> _TASK TO COMPLETE_: Please read the records below and return each line holding the string "JSON".

┏━━

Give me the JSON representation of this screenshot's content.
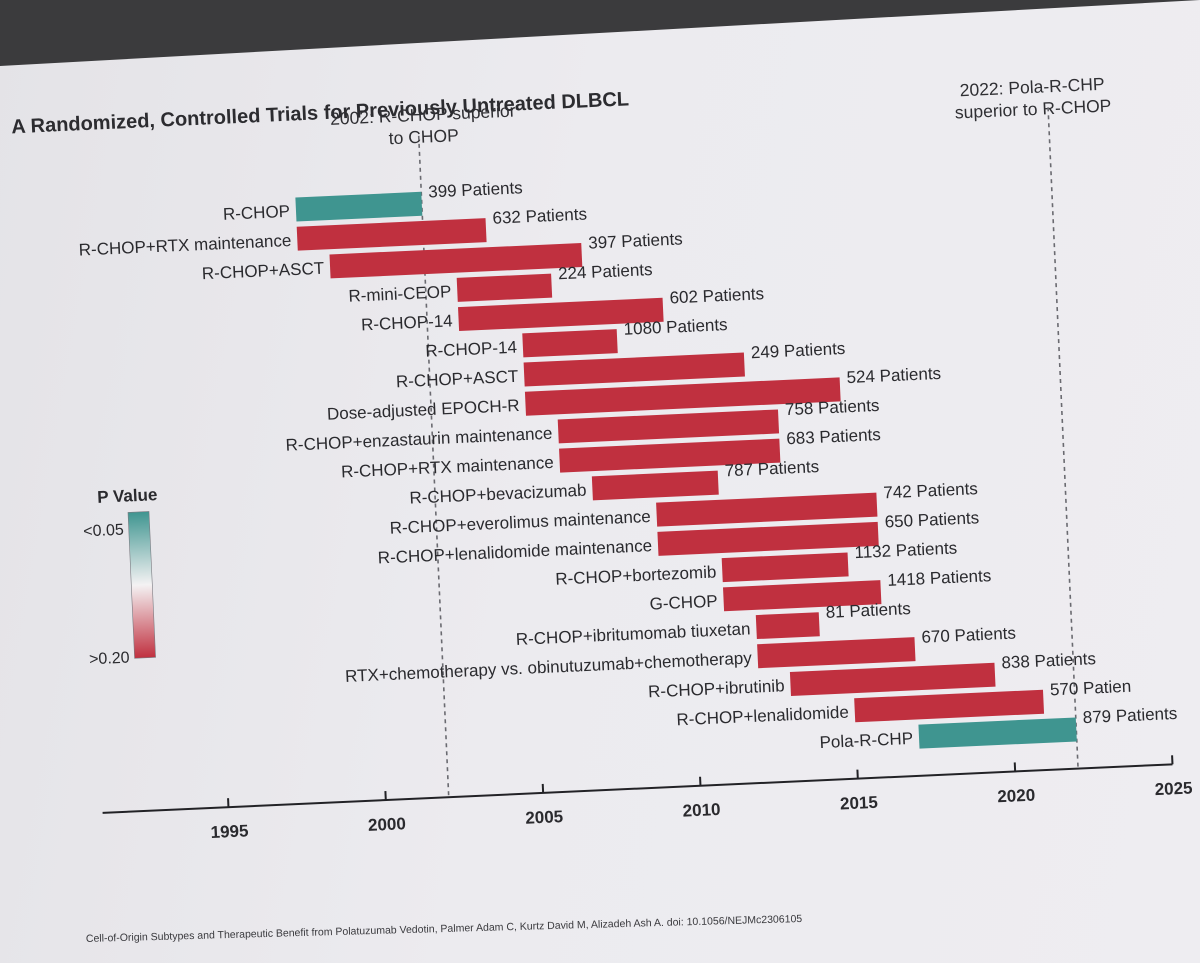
{
  "title": "A  Randomized, Controlled Trials for Previously Untreated DLBCL",
  "annotations": [
    {
      "lines": [
        "2002: R-CHOP superior",
        "to CHOP"
      ],
      "year": 2002
    },
    {
      "lines": [
        "2022: Pola-R-CHP",
        "superior to R-CHOP"
      ],
      "year": 2022
    }
  ],
  "legend": {
    "title": "P Value",
    "low_label": "<0.05",
    "high_label": ">0.20"
  },
  "colors": {
    "significant": "#3f9590",
    "not_significant": "#c0303f",
    "axis": "#222226",
    "text": "#2a2a2e"
  },
  "citation": "Cell-of-Origin Subtypes and Therapeutic Benefit from Polatuzumab Vedotin, Palmer Adam C, Kurtz David M, Alizadeh Ash A. doi: 10.1056/NEJMc2306105",
  "chart_data": {
    "type": "bar",
    "orientation": "horizontal",
    "xlim": [
      1991,
      2025
    ],
    "xticks": [
      1995,
      2000,
      2005,
      2010,
      2015,
      2020,
      2025
    ],
    "reference_lines": [
      2002,
      2022
    ],
    "bars": [
      {
        "label": "R-CHOP",
        "start": 1998,
        "end": 2002,
        "patients": "399 Patients",
        "p": "<0.05"
      },
      {
        "label": "R-CHOP+RTX maintenance",
        "start": 1998,
        "end": 2004,
        "patients": "632 Patients",
        "p": ">0.20"
      },
      {
        "label": "R-CHOP+ASCT",
        "start": 1999,
        "end": 2007,
        "patients": "397 Patients",
        "p": ">0.20"
      },
      {
        "label": "R-mini-CEOP",
        "start": 2003,
        "end": 2006,
        "patients": "224 Patients",
        "p": ">0.20"
      },
      {
        "label": "R-CHOP-14",
        "start": 2003,
        "end": 2009.5,
        "patients": "602 Patients",
        "p": ">0.20"
      },
      {
        "label": "R-CHOP-14",
        "start": 2005,
        "end": 2008,
        "patients": "1080 Patients",
        "p": ">0.20"
      },
      {
        "label": "R-CHOP+ASCT",
        "start": 2005,
        "end": 2012,
        "patients": "249 Patients",
        "p": ">0.20"
      },
      {
        "label": "Dose-adjusted EPOCH-R",
        "start": 2005,
        "end": 2015,
        "patients": "524 Patients",
        "p": ">0.20"
      },
      {
        "label": "R-CHOP+enzastaurin maintenance",
        "start": 2006,
        "end": 2013,
        "patients": "758 Patients",
        "p": ">0.20"
      },
      {
        "label": "R-CHOP+RTX maintenance",
        "start": 2006,
        "end": 2013,
        "patients": "683 Patients",
        "p": ">0.20"
      },
      {
        "label": "R-CHOP+bevacizumab",
        "start": 2007,
        "end": 2011,
        "patients": "787 Patients",
        "p": ">0.20"
      },
      {
        "label": "R-CHOP+everolimus maintenance",
        "start": 2009,
        "end": 2016,
        "patients": "742 Patients",
        "p": ">0.20"
      },
      {
        "label": "R-CHOP+lenalidomide maintenance",
        "start": 2009,
        "end": 2016,
        "patients": "650 Patients",
        "p": ">0.20"
      },
      {
        "label": "R-CHOP+bortezomib",
        "start": 2011,
        "end": 2015,
        "patients": "1132 Patients",
        "p": ">0.20"
      },
      {
        "label": "G-CHOP",
        "start": 2011,
        "end": 2016,
        "patients": "1418 Patients",
        "p": ">0.20"
      },
      {
        "label": "R-CHOP+ibritumomab tiuxetan",
        "start": 2012,
        "end": 2014,
        "patients": "81 Patients",
        "p": ">0.20"
      },
      {
        "label": "RTX+chemotherapy vs. obinutuzumab+chemotherapy",
        "start": 2012,
        "end": 2017,
        "patients": "670 Patients",
        "p": ">0.20"
      },
      {
        "label": "R-CHOP+ibrutinib",
        "start": 2013,
        "end": 2019.5,
        "patients": "838 Patients",
        "p": ">0.20"
      },
      {
        "label": "R-CHOP+lenalidomide",
        "start": 2015,
        "end": 2021,
        "patients": "570 Patien",
        "p": ">0.20"
      },
      {
        "label": "Pola-R-CHP",
        "start": 2017,
        "end": 2022,
        "patients": "879 Patients",
        "p": "<0.05"
      }
    ]
  }
}
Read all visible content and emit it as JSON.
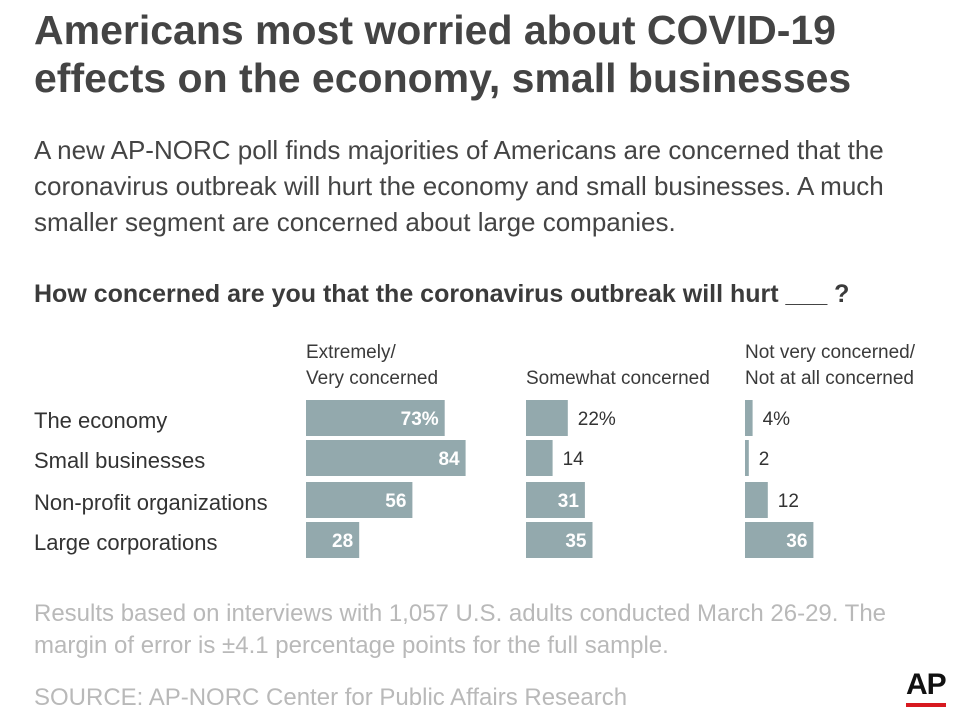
{
  "title": "Americans most worried about COVID-19 effects on the economy, small businesses",
  "subtitle": "A new AP-NORC poll finds majorities of Americans are concerned that the coronavirus outbreak will hurt the economy and small businesses. A much smaller segment are concerned about large companies.",
  "question": "How concerned are you that the coronavirus outbreak will hurt ___ ?",
  "note": "Results based on interviews with 1,057 U.S. adults conducted March 26-29. The margin of error is ±4.1 percentage points for the full sample.",
  "source": "SOURCE: AP-NORC Center for Public Affairs Research",
  "logo": "AP",
  "colors": {
    "bar": "#93a9ad",
    "logo_accent": "#d71920"
  },
  "chart_data": {
    "type": "bar",
    "orientation": "horizontal",
    "unit": "%",
    "categories": [
      "The economy",
      "Small businesses",
      "Non-profit organizations",
      "Large corporations"
    ],
    "series": [
      {
        "name": "Extremely/\nVery concerned",
        "name_lines": [
          "Extremely/",
          "Very concerned"
        ],
        "values": [
          73,
          84,
          56,
          28
        ],
        "labels": [
          "73%",
          "84",
          "56",
          "28"
        ]
      },
      {
        "name": "Somewhat concerned",
        "name_lines": [
          "Somewhat concerned"
        ],
        "values": [
          22,
          14,
          31,
          35
        ],
        "labels": [
          "22%",
          "14",
          "31",
          "35"
        ]
      },
      {
        "name": "Not very concerned/\nNot at all concerned",
        "name_lines": [
          "Not very concerned/",
          "Not at all concerned"
        ],
        "values": [
          4,
          2,
          12,
          36
        ],
        "labels": [
          "4%",
          "2",
          "12",
          "36"
        ]
      }
    ]
  }
}
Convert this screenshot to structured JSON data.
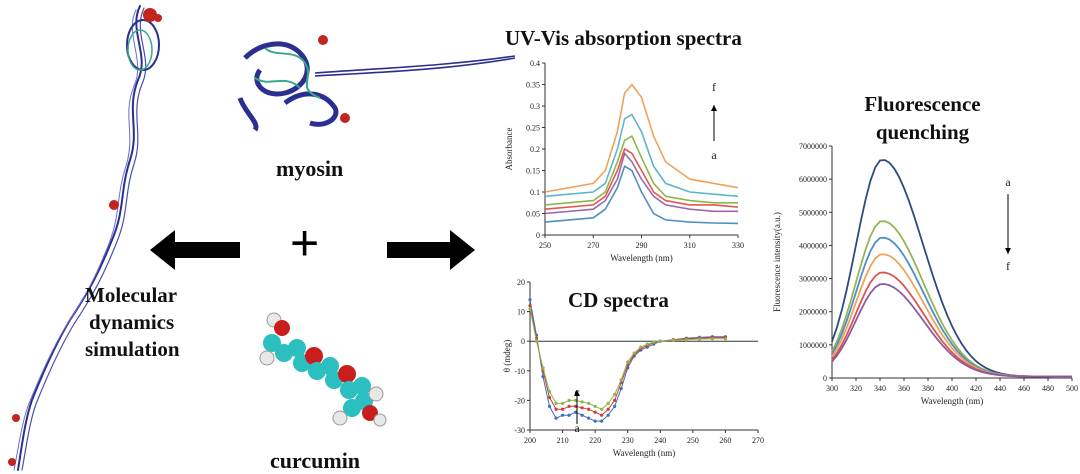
{
  "labels": {
    "uv_title": "UV-Vis absorption spectra",
    "fl_title_1": "Fluorescence",
    "fl_title_2": "quenching",
    "cd_title": "CD spectra",
    "myosin": "myosin",
    "curcumin": "curcumin",
    "md_1": "Molecular",
    "md_2": "dynamics",
    "md_3": "simulation",
    "plus": "+"
  },
  "colors": {
    "protein": "#2b2f8f",
    "helix_green": "#3aa88a",
    "helix_red": "#c0261f",
    "carbon": "#2bbfbf",
    "oxygen": "#c81e1e",
    "hydrogen": "#e8e8e8",
    "arrow": "#000000"
  },
  "chart_data": [
    {
      "type": "line",
      "xlabel": "Wavelength (nm)",
      "ylabel": "Absorbance",
      "xticks": [
        "250",
        "270",
        "290",
        "310",
        "330"
      ],
      "yticks": [
        "0",
        "0.05",
        "0.1",
        "0.15",
        "0.2",
        "0.25",
        "0.3",
        "0.35",
        "0.4"
      ],
      "xlim": [
        250,
        330
      ],
      "ylim": [
        0,
        0.4
      ],
      "annot_top": "f",
      "annot_bottom": "a",
      "series": [
        {
          "color": "#4f8fc6",
          "x": [
            250,
            270,
            275,
            280,
            283,
            286,
            290,
            295,
            300,
            310,
            320,
            330
          ],
          "y": [
            0.03,
            0.04,
            0.06,
            0.11,
            0.16,
            0.15,
            0.1,
            0.05,
            0.035,
            0.03,
            0.028,
            0.027
          ]
        },
        {
          "color": "#9a6aa6",
          "x": [
            250,
            270,
            275,
            280,
            283,
            286,
            290,
            295,
            300,
            310,
            320,
            330
          ],
          "y": [
            0.05,
            0.06,
            0.08,
            0.13,
            0.19,
            0.17,
            0.13,
            0.09,
            0.07,
            0.06,
            0.055,
            0.055
          ]
        },
        {
          "color": "#e5564f",
          "x": [
            250,
            270,
            275,
            280,
            283,
            286,
            290,
            295,
            300,
            310,
            320,
            330
          ],
          "y": [
            0.06,
            0.07,
            0.09,
            0.15,
            0.2,
            0.19,
            0.15,
            0.1,
            0.08,
            0.07,
            0.07,
            0.065
          ]
        },
        {
          "color": "#8fb54a",
          "x": [
            250,
            270,
            275,
            280,
            283,
            286,
            290,
            295,
            300,
            310,
            320,
            330
          ],
          "y": [
            0.07,
            0.08,
            0.1,
            0.17,
            0.22,
            0.23,
            0.18,
            0.12,
            0.09,
            0.08,
            0.075,
            0.075
          ]
        },
        {
          "color": "#5fb5c9",
          "x": [
            250,
            270,
            275,
            280,
            283,
            286,
            290,
            295,
            300,
            310,
            320,
            330
          ],
          "y": [
            0.09,
            0.1,
            0.12,
            0.2,
            0.27,
            0.28,
            0.24,
            0.16,
            0.12,
            0.1,
            0.095,
            0.09
          ]
        },
        {
          "color": "#f0a25a",
          "x": [
            250,
            270,
            275,
            280,
            283,
            286,
            290,
            295,
            300,
            310,
            320,
            330
          ],
          "y": [
            0.1,
            0.12,
            0.15,
            0.24,
            0.33,
            0.35,
            0.32,
            0.23,
            0.17,
            0.13,
            0.12,
            0.11
          ]
        }
      ]
    },
    {
      "type": "line",
      "xlabel": "Wavelength (nm)",
      "ylabel": "Fluorescence intensity(a.u.)",
      "xticks": [
        "300",
        "320",
        "340",
        "360",
        "380",
        "400",
        "420",
        "440",
        "460",
        "480",
        "500"
      ],
      "yticks": [
        "0",
        "1000000",
        "2000000",
        "3000000",
        "4000000",
        "5000000",
        "6000000",
        "7000000"
      ],
      "xlim": [
        300,
        500
      ],
      "ylim": [
        0,
        7000000
      ],
      "annot_top": "a",
      "annot_bottom": "f",
      "series": [
        {
          "color": "#2e4a7d",
          "peak": 6550000
        },
        {
          "color": "#93b552",
          "peak": 4700000
        },
        {
          "color": "#4d8ec8",
          "peak": 4200000
        },
        {
          "color": "#f2a35a",
          "peak": 3700000
        },
        {
          "color": "#d9554f",
          "peak": 3150000
        },
        {
          "color": "#8c5aa3",
          "peak": 2800000
        }
      ]
    },
    {
      "type": "line",
      "xlabel": "Wavelength (nm)",
      "ylabel": "θ (mdeg)",
      "xticks": [
        "200",
        "210",
        "220",
        "230",
        "240",
        "250",
        "260",
        "270"
      ],
      "yticks": [
        "-30",
        "-20",
        "-10",
        "0",
        "10",
        "20"
      ],
      "xlim": [
        200,
        270
      ],
      "ylim": [
        -30,
        20
      ],
      "annot_top": "c",
      "annot_bottom": "a",
      "series": [
        {
          "color": "#3b6fc0",
          "x": [
            200,
            202,
            204,
            206,
            208,
            210,
            212,
            214,
            216,
            218,
            220,
            222,
            224,
            226,
            228,
            230,
            232,
            234,
            236,
            238,
            240,
            244,
            248,
            252,
            256,
            260
          ],
          "y": [
            14,
            2,
            -12,
            -22,
            -26,
            -25,
            -25,
            -24,
            -25,
            -26,
            -27,
            -27,
            -25,
            -22,
            -16,
            -9,
            -5,
            -3,
            -2,
            -1,
            0,
            0.5,
            1,
            1.3,
            1.5,
            1.5
          ]
        },
        {
          "color": "#cf3b35",
          "x": [
            200,
            202,
            204,
            206,
            208,
            210,
            212,
            214,
            216,
            218,
            220,
            222,
            224,
            226,
            228,
            230,
            232,
            234,
            236,
            238,
            240,
            244,
            248,
            252,
            256,
            260
          ],
          "y": [
            12,
            1,
            -10,
            -19,
            -23,
            -23,
            -22,
            -22,
            -22.5,
            -23,
            -24,
            -25,
            -23,
            -20,
            -14,
            -8,
            -4.5,
            -2.5,
            -1.5,
            -0.5,
            0,
            0.5,
            0.8,
            1,
            1.2,
            1.2
          ]
        },
        {
          "color": "#8fb54a",
          "x": [
            200,
            202,
            204,
            206,
            208,
            210,
            212,
            214,
            216,
            218,
            220,
            222,
            224,
            226,
            228,
            230,
            232,
            234,
            236,
            238,
            240,
            244,
            248,
            252,
            256,
            260
          ],
          "y": [
            11,
            0,
            -9,
            -17,
            -21,
            -21,
            -20,
            -20,
            -20.5,
            -21,
            -22,
            -23,
            -21,
            -18,
            -13,
            -7,
            -4,
            -2,
            -1,
            -0.3,
            0,
            0.3,
            0.5,
            0.7,
            0.8,
            0.8
          ]
        }
      ]
    }
  ]
}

┗━━

> _ANSWER TO THIS EXERCISE_:
Give me the JSON representation of this screenshot's content.
Read all visible content and emit it as JSON.
Convert this screenshot to structured JSON data.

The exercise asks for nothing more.